Start Provided data
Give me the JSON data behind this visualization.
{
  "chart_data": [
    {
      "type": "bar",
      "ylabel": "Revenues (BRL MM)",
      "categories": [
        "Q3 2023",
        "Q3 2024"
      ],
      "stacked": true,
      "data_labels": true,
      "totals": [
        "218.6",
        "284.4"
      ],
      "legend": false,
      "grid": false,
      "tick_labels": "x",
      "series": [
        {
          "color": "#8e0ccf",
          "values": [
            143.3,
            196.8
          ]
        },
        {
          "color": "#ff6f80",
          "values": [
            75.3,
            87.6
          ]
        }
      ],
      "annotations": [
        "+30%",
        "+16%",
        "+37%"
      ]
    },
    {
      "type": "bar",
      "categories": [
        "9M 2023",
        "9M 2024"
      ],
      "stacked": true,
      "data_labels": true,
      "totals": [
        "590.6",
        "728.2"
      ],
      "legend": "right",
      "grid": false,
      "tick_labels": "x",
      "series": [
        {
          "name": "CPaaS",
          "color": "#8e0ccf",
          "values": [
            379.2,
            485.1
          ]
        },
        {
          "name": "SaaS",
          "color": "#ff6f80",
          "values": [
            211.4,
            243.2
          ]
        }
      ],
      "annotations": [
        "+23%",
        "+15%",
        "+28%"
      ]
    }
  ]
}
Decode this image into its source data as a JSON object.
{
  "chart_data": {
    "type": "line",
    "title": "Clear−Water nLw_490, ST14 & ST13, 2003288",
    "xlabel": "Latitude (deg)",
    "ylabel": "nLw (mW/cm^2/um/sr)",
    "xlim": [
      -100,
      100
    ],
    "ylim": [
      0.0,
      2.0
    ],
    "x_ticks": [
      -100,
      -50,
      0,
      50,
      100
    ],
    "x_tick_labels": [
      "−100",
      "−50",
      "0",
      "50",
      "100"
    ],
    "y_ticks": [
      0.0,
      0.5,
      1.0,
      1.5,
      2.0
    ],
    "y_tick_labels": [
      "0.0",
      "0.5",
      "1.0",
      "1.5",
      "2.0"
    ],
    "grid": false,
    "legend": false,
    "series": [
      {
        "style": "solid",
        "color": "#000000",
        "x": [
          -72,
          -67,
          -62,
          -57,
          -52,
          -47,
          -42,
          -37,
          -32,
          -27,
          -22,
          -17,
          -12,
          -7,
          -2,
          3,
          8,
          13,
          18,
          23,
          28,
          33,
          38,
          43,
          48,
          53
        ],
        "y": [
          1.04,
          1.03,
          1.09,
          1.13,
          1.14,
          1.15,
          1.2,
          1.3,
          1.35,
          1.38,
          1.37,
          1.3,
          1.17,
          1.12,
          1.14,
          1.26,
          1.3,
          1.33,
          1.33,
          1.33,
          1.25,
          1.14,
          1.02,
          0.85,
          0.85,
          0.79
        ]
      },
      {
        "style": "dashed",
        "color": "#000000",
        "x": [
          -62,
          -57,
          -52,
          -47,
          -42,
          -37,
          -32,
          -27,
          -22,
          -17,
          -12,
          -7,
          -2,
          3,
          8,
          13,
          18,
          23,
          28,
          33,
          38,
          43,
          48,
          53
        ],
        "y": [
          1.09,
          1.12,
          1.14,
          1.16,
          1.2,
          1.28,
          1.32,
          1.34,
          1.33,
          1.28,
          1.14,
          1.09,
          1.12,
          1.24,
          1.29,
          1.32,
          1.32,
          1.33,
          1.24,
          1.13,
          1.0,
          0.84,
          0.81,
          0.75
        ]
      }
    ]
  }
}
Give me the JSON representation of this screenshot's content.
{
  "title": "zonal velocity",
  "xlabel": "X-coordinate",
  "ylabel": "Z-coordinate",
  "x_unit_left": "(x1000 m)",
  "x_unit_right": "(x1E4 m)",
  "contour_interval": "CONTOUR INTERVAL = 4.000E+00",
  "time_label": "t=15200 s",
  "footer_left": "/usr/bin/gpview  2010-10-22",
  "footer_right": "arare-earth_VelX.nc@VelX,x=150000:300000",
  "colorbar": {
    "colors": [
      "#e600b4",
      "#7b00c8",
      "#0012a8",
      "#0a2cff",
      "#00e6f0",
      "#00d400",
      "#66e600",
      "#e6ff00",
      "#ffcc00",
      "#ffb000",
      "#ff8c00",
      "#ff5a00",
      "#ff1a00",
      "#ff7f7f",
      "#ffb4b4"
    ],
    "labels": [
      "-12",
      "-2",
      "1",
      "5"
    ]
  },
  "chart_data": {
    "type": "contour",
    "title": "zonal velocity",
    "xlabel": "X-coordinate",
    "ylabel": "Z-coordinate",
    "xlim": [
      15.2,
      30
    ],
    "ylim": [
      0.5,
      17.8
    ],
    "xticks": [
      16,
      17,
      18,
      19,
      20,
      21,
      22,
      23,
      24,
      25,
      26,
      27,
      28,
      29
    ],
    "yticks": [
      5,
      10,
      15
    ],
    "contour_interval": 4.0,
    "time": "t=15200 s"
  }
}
End Provided data
= Task to complete =
Show every line in the entries where the string "ylabel" occurs.

= Solution for this exercise =
      "ylabel": "Revenues (BRL MM)",
    "ylabel": "nLw (mW/cm^2/um/sr)",
  "ylabel": "Z-coordinate",
    "ylabel": "Z-coordinate",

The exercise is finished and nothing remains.